Data entries:
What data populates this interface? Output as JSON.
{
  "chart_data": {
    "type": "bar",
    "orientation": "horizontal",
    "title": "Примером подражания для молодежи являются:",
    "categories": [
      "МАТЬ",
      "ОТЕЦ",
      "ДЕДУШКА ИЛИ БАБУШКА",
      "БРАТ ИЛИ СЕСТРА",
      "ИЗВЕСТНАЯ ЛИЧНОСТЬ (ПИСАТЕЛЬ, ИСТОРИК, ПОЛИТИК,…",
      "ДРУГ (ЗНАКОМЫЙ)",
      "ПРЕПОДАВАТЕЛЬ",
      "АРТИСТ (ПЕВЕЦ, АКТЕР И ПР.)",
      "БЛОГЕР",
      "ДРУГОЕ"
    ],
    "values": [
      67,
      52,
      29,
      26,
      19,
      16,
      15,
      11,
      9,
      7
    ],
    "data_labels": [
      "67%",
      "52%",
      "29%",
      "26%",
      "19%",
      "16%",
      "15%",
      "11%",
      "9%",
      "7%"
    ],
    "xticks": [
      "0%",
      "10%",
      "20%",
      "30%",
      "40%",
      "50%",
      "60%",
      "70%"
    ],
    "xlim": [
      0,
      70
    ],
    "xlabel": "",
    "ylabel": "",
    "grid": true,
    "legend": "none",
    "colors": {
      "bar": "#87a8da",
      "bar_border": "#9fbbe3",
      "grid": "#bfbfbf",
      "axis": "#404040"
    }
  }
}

The task:
Write the material out again in its entirety, exactly as shown.

Result below:
What data populates this interface? Output as JSON.
{
  "chart_data": {
    "type": "bar",
    "orientation": "horizontal",
    "title": "Примером подражания для молодежи являются:",
    "categories": [
      "МАТЬ",
      "ОТЕЦ",
      "ДЕДУШКА ИЛИ БАБУШКА",
      "БРАТ ИЛИ СЕСТРА",
      "ИЗВЕСТНАЯ ЛИЧНОСТЬ (ПИСАТЕЛЬ, ИСТОРИК, ПОЛИТИК,…",
      "ДРУГ (ЗНАКОМЫЙ)",
      "ПРЕПОДАВАТЕЛЬ",
      "АРТИСТ (ПЕВЕЦ, АКТЕР И ПР.)",
      "БЛОГЕР",
      "ДРУГОЕ"
    ],
    "values": [
      67,
      52,
      29,
      26,
      19,
      16,
      15,
      11,
      9,
      7
    ],
    "data_labels": [
      "67%",
      "52%",
      "29%",
      "26%",
      "19%",
      "16%",
      "15%",
      "11%",
      "9%",
      "7%"
    ],
    "xticks": [
      "0%",
      "10%",
      "20%",
      "30%",
      "40%",
      "50%",
      "60%",
      "70%"
    ],
    "xlim": [
      0,
      70
    ],
    "xlabel": "",
    "ylabel": "",
    "grid": true,
    "legend": "none",
    "colors": {
      "bar": "#87a8da",
      "bar_border": "#9fbbe3",
      "grid": "#bfbfbf",
      "axis": "#404040"
    }
  }
}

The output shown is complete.